▶ [MATERIAL PROVIDED]:
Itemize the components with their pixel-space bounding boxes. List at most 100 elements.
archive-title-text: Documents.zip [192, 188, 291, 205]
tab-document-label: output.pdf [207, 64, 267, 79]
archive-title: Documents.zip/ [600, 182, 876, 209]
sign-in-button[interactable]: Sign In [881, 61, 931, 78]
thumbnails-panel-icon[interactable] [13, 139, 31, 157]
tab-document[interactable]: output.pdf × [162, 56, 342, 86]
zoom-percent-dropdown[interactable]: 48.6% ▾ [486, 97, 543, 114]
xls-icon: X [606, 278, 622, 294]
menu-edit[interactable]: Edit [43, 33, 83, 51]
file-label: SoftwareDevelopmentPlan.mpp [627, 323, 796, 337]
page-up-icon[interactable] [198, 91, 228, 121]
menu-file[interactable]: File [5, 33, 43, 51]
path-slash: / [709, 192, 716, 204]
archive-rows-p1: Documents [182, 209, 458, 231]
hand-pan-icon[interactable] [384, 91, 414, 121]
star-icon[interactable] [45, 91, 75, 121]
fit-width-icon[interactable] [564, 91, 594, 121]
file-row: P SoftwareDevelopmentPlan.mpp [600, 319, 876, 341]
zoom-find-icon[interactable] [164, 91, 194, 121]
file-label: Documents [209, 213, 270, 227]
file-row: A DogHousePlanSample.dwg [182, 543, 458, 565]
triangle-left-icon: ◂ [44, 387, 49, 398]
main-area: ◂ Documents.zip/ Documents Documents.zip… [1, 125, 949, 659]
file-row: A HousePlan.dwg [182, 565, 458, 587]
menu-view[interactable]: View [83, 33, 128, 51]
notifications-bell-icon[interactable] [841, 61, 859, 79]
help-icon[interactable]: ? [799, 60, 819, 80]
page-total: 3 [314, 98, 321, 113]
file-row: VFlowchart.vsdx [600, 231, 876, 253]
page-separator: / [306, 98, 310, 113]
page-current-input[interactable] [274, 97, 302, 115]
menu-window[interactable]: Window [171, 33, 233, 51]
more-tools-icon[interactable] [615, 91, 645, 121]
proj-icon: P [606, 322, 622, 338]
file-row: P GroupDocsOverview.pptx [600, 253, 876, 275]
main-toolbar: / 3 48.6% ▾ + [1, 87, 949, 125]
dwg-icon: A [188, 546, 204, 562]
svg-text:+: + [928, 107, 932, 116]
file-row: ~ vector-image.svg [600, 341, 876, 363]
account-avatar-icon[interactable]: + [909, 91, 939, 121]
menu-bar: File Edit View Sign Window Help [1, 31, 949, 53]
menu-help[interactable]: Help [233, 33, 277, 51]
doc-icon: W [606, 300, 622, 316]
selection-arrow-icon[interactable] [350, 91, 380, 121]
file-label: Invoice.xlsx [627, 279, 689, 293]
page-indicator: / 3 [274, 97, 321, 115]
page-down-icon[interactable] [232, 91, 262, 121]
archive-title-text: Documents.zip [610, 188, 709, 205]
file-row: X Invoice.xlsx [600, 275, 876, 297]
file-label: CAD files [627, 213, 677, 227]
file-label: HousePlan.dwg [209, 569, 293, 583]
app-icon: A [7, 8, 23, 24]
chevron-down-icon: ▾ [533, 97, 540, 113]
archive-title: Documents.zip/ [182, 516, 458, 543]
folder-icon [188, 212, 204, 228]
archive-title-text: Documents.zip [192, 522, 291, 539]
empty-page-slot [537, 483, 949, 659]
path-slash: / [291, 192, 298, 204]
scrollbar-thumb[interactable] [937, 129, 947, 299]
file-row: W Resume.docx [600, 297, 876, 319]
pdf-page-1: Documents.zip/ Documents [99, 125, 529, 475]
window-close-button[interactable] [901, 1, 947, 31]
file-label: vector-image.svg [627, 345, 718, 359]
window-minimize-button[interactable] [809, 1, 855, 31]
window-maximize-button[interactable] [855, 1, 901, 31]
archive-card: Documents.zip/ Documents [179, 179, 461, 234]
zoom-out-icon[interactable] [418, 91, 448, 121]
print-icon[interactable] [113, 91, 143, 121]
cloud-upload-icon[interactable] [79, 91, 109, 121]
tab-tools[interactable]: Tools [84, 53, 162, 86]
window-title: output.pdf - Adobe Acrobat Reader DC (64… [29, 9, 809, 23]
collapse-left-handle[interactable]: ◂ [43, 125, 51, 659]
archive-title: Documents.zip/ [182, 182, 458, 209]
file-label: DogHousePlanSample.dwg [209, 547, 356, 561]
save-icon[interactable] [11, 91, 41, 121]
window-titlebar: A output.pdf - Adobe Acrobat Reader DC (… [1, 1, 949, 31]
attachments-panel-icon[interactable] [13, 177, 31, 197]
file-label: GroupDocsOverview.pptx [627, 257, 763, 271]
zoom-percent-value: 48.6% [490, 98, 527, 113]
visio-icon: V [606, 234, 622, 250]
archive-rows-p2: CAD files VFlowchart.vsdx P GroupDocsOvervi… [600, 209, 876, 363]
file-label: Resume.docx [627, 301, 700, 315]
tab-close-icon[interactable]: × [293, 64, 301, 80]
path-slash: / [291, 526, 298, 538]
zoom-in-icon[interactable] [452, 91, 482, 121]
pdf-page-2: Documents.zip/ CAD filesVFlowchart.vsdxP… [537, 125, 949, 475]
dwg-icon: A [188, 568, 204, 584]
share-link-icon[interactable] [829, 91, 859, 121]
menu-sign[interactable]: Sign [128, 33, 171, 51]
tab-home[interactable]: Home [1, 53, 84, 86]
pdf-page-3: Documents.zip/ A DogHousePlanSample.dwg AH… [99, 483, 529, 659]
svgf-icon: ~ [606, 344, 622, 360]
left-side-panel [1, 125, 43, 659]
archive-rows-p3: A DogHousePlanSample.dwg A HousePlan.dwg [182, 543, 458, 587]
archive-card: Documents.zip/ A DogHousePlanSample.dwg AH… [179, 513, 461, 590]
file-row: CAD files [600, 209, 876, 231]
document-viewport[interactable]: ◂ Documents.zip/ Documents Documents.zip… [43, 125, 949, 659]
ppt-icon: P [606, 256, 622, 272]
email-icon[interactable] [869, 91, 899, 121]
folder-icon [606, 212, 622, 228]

▶ [TO DO]: Output the lines of the items above as a JSON list of strings, one string per line, leaving out any blank lines.

▶ [OUTPUT FOR THIS TASK]:
[
  "Itemize the components with their pixel-space bounding boxes. List at most 100 elements.",
  "archive-title-text: Documents.zip [192, 188, 291, 205]",
  "tab-document-label: output.pdf [207, 64, 267, 79]",
  "archive-title: Documents.zip/ [600, 182, 876, 209]",
  "sign-in-button[interactable]: Sign In [881, 61, 931, 78]",
  "thumbnails-panel-icon[interactable] [13, 139, 31, 157]",
  "tab-document[interactable]: output.pdf × [162, 56, 342, 86]",
  "zoom-percent-dropdown[interactable]: 48.6% ▾ [486, 97, 543, 114]",
  "xls-icon: X [606, 278, 622, 294]",
  "menu-edit[interactable]: Edit [43, 33, 83, 51]",
  "file-label: SoftwareDevelopmentPlan.mpp [627, 323, 796, 337]",
  "page-up-icon[interactable] [198, 91, 228, 121]",
  "menu-file[interactable]: File [5, 33, 43, 51]",
  "path-slash: / [709, 192, 716, 204]",
  "archive-rows-p1: Documents [182, 209, 458, 231]",
  "hand-pan-icon[interactable] [384, 91, 414, 121]",
  "star-icon[interactable] [45, 91, 75, 121]",
  "fit-width-icon[interactable] [564, 91, 594, 121]",
  "file-row: P SoftwareDevelopmentPlan.mpp [600, 319, 876, 341]",
  "zoom-find-icon[interactable] [164, 91, 194, 121]",
  "file-label: Documents [209, 213, 270, 227]",
  "file-row: A DogHousePlanSample.dwg [182, 543, 458, 565]",
  "triangle-left-icon: ◂ [44, 387, 49, 398]",
  "main-area: ◂ Documents.zip/ Documents Documents.zip… [1, 125, 949, 659]",
  "file-row: A HousePlan.dwg [182, 565, 458, 587]",
  "menu-view[interactable]: View [83, 33, 128, 51]",
  "notifications-bell-icon[interactable] [841, 61, 859, 79]",
  "help-icon[interactable]: ? [799, 60, 819, 80]",
  "page-total: 3 [314, 98, 321, 113]",
  "file-row: VFlowchart.vsdx [600, 231, 876, 253]",
  "page-separator: / [306, 98, 310, 113]",
  "page-current-input[interactable] [274, 97, 302, 115]",
  "menu-window[interactable]: Window [171, 33, 233, 51]",
  "more-tools-icon[interactable] [615, 91, 645, 121]",
  "proj-icon: P [606, 322, 622, 338]",
  "file-row: P GroupDocsOverview.pptx [600, 253, 876, 275]",
  "main-toolbar: / 3 48.6% ▾ + [1, 87, 949, 125]",
  "dwg-icon: A [188, 546, 204, 562]",
  "svg-text:+: + [928, 107, 932, 116]",
  "file-row: ~ vector-image.svg [600, 341, 876, 363]",
  "account-avatar-icon[interactable]: + [909, 91, 939, 121]",
  "menu-bar: File Edit View Sign Window Help [1, 31, 949, 53]",
  "menu-help[interactable]: Help [233, 33, 277, 51]",
  "doc-icon: W [606, 300, 622, 316]",
  "selection-arrow-icon[interactable] [350, 91, 380, 121]",
  "file-label: Invoice.xlsx [627, 279, 689, 293]",
  "page-indicator: / 3 [274, 97, 321, 115]",
  "page-down-icon[interactable] [232, 91, 262, 121]",
  "archive-title-text: Documents.zip [610, 188, 709, 205]",
  "file-row: X Invoice.xlsx [600, 275, 876, 297]",
  "file-label: CAD files [627, 213, 677, 227]",
  "file-label: HousePlan.dwg [209, 569, 293, 583]",
  "app-icon: A [7, 8, 23, 24]",
  "chevron-down-icon: ▾ [533, 97, 540, 113]",
  "archive-title: Documents.zip/ [182, 516, 458, 543]",
  "folder-icon [188, 212, 204, 228]",
  "archive-title-text: Documents.zip [192, 522, 291, 539]",
  "empty-page-slot [537, 483, 949, 659]",
  "path-slash: / [291, 192, 298, 204]",
  "scrollbar-thumb[interactable] [937, 129, 947, 299]",
  "file-row: W Resume.docx [600, 297, 876, 319]",
  "pdf-page-1: Documents.zip/ Documents [99, 125, 529, 475]",
  "window-close-button[interactable] [901, 1, 947, 31]",
  "file-label: vector-image.svg [627, 345, 718, 359]",
  "window-minimize-button[interactable] [809, 1, 855, 31]",
  "window-maximize-button[interactable] [855, 1, 901, 31]",
  "archive-card: Documents.zip/ Documents [179, 179, 461, 234]",
  "zoom-out-icon[interactable] [418, 91, 448, 121]",
  "print-icon[interactable] [113, 91, 143, 121]",
  "cloud-upload-icon[interactable] [79, 91, 109, 121]",
  "tab-tools[interactable]: Tools [84, 53, 162, 86]",
  "window-title: output.pdf - Adobe Acrobat Reader DC (64… [29, 9, 809, 23]",
  "collapse-left-handle[interactable]: ◂ [43, 125, 51, 659]",
  "archive-title: Documents.zip/ [182, 182, 458, 209]",
  "file-label: DogHousePlanSample.dwg [209, 547, 356, 561]",
  "save-icon[interactable] [11, 91, 41, 121]",
  "window-titlebar: A output.pdf - Adobe Acrobat Reader DC (… [1, 1, 949, 31]",
  "attachments-panel-icon[interactable] [13, 177, 31, 197]",
  "file-label: GroupDocsOverview.pptx [627, 257, 763, 271]",
  "zoom-percent-value: 48.6% [490, 98, 527, 113]",
  "visio-icon: V [606, 234, 622, 250]",
  "archive-rows-p2: CAD files VFlowchart.vsdx P GroupDocsOvervi… [600, 209, 876, 363]",
  "file-label: Resume.docx [627, 301, 700, 315]",
  "tab-close-icon[interactable]: × [293, 64, 301, 80]",
  "path-slash: / [291, 526, 298, 538]",
  "zoom-in-icon[interactable] [452, 91, 482, 121]",
  "pdf-page-2: Documents.zip/ CAD filesVFlowchart.vsdxP… [537, 125, 949, 475]",
  "dwg-icon: A [188, 568, 204, 584]",
  "share-link-icon[interactable] [829, 91, 859, 121]",
  "menu-sign[interactable]: Sign [128, 33, 171, 51]",
  "tab-home[interactable]: Home [1, 53, 84, 86]",
  "pdf-page-3: Documents.zip/ A DogHousePlanSample.dwg AH… [99, 483, 529, 659]",
  "svgf-icon: ~ [606, 344, 622, 360]",
  "left-side-panel [1, 125, 43, 659]",
  "archive-rows-p3: A DogHousePlanSample.dwg A HousePlan.dwg [182, 543, 458, 587]",
  "archive-card: Documents.zip/ A DogHousePlanSample.dwg AH… [179, 513, 461, 590]",
  "file-row: CAD files [600, 209, 876, 231]",
  "document-viewport[interactable]: ◂ Documents.zip/ Documents Documents.zip… [43, 125, 949, 659]",
  "ppt-icon: P [606, 256, 622, 272]",
  "email-icon[interactable] [869, 91, 899, 121]",
  "folder-icon [606, 212, 622, 228]"
]